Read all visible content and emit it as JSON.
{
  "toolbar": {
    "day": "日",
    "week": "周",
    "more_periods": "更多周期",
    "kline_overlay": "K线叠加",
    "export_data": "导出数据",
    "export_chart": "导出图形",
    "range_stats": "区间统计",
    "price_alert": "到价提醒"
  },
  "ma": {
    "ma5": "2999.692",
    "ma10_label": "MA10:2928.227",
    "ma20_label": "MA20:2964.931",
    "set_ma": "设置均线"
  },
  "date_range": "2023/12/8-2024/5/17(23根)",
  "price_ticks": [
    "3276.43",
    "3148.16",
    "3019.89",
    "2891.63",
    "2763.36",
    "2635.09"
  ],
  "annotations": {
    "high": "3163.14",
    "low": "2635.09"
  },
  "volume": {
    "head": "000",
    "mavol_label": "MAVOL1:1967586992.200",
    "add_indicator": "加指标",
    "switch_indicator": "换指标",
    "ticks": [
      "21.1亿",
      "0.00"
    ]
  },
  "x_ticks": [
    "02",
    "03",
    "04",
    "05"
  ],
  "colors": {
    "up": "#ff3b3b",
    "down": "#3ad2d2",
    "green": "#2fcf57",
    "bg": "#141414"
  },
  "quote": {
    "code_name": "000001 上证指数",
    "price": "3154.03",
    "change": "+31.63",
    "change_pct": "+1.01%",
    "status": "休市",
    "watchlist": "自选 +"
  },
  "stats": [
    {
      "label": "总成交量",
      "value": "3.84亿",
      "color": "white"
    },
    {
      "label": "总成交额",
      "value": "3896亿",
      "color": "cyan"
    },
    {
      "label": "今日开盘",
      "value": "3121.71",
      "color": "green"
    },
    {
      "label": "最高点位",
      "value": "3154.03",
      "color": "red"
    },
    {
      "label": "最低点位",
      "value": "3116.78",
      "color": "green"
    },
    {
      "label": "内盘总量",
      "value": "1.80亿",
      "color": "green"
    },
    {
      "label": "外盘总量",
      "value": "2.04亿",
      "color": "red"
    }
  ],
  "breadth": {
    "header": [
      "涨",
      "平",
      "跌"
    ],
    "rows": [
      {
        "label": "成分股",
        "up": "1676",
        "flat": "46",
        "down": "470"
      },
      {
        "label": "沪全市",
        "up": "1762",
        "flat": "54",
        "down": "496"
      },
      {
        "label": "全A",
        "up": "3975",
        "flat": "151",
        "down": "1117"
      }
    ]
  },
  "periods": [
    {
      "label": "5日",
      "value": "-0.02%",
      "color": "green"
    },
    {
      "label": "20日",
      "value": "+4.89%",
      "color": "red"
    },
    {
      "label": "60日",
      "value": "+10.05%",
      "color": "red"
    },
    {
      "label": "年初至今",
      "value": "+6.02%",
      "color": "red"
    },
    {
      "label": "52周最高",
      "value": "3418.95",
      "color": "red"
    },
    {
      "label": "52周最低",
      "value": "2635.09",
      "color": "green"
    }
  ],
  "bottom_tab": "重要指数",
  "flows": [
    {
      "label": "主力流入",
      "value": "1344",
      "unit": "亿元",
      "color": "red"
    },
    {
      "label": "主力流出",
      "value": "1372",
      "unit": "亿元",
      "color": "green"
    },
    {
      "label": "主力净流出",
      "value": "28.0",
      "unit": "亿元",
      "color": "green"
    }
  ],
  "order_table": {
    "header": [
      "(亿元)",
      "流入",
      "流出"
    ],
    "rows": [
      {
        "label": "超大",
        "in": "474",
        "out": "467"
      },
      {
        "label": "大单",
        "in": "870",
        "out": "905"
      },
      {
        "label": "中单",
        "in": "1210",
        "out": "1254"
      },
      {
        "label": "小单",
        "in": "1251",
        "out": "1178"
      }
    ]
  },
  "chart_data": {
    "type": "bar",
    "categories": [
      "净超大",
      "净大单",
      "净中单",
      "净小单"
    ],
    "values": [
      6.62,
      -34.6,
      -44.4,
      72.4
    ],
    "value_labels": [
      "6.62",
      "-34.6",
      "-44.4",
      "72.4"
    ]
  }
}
————————
> WHAT YOU WILL DO
Extract each line of the listing above, copying it word for word.

> EXERCISE RESPONSE
Read all visible content and emit it as JSON.
{
  "toolbar": {
    "day": "日",
    "week": "周",
    "more_periods": "更多周期",
    "kline_overlay": "K线叠加",
    "export_data": "导出数据",
    "export_chart": "导出图形",
    "range_stats": "区间统计",
    "price_alert": "到价提醒"
  },
  "ma": {
    "ma5": "2999.692",
    "ma10_label": "MA10:2928.227",
    "ma20_label": "MA20:2964.931",
    "set_ma": "设置均线"
  },
  "date_range": "2023/12/8-2024/5/17(23根)",
  "price_ticks": [
    "3276.43",
    "3148.16",
    "3019.89",
    "2891.63",
    "2763.36",
    "2635.09"
  ],
  "annotations": {
    "high": "3163.14",
    "low": "2635.09"
  },
  "volume": {
    "head": "000",
    "mavol_label": "MAVOL1:1967586992.200",
    "add_indicator": "加指标",
    "switch_indicator": "换指标",
    "ticks": [
      "21.1亿",
      "0.00"
    ]
  },
  "x_ticks": [
    "02",
    "03",
    "04",
    "05"
  ],
  "colors": {
    "up": "#ff3b3b",
    "down": "#3ad2d2",
    "green": "#2fcf57",
    "bg": "#141414"
  },
  "quote": {
    "code_name": "000001 上证指数",
    "price": "3154.03",
    "change": "+31.63",
    "change_pct": "+1.01%",
    "status": "休市",
    "watchlist": "自选 +"
  },
  "stats": [
    {
      "label": "总成交量",
      "value": "3.84亿",
      "color": "white"
    },
    {
      "label": "总成交额",
      "value": "3896亿",
      "color": "cyan"
    },
    {
      "label": "今日开盘",
      "value": "3121.71",
      "color": "green"
    },
    {
      "label": "最高点位",
      "value": "3154.03",
      "color": "red"
    },
    {
      "label": "最低点位",
      "value": "3116.78",
      "color": "green"
    },
    {
      "label": "内盘总量",
      "value": "1.80亿",
      "color": "green"
    },
    {
      "label": "外盘总量",
      "value": "2.04亿",
      "color": "red"
    }
  ],
  "breadth": {
    "header": [
      "涨",
      "平",
      "跌"
    ],
    "rows": [
      {
        "label": "成分股",
        "up": "1676",
        "flat": "46",
        "down": "470"
      },
      {
        "label": "沪全市",
        "up": "1762",
        "flat": "54",
        "down": "496"
      },
      {
        "label": "全A",
        "up": "3975",
        "flat": "151",
        "down": "1117"
      }
    ]
  },
  "periods": [
    {
      "label": "5日",
      "value": "-0.02%",
      "color": "green"
    },
    {
      "label": "20日",
      "value": "+4.89%",
      "color": "red"
    },
    {
      "label": "60日",
      "value": "+10.05%",
      "color": "red"
    },
    {
      "label": "年初至今",
      "value": "+6.02%",
      "color": "red"
    },
    {
      "label": "52周最高",
      "value": "3418.95",
      "color": "red"
    },
    {
      "label": "52周最低",
      "value": "2635.09",
      "color": "green"
    }
  ],
  "bottom_tab": "重要指数",
  "flows": [
    {
      "label": "主力流入",
      "value": "1344",
      "unit": "亿元",
      "color": "red"
    },
    {
      "label": "主力流出",
      "value": "1372",
      "unit": "亿元",
      "color": "green"
    },
    {
      "label": "主力净流出",
      "value": "28.0",
      "unit": "亿元",
      "color": "green"
    }
  ],
  "order_table": {
    "header": [
      "(亿元)",
      "流入",
      "流出"
    ],
    "rows": [
      {
        "label": "超大",
        "in": "474",
        "out": "467"
      },
      {
        "label": "大单",
        "in": "870",
        "out": "905"
      },
      {
        "label": "中单",
        "in": "1210",
        "out": "1254"
      },
      {
        "label": "小单",
        "in": "1251",
        "out": "1178"
      }
    ]
  },
  "chart_data": {
    "type": "bar",
    "categories": [
      "净超大",
      "净大单",
      "净中单",
      "净小单"
    ],
    "values": [
      6.62,
      -34.6,
      -44.4,
      72.4
    ],
    "value_labels": [
      "6.62",
      "-34.6",
      "-44.4",
      "72.4"
    ]
  }
}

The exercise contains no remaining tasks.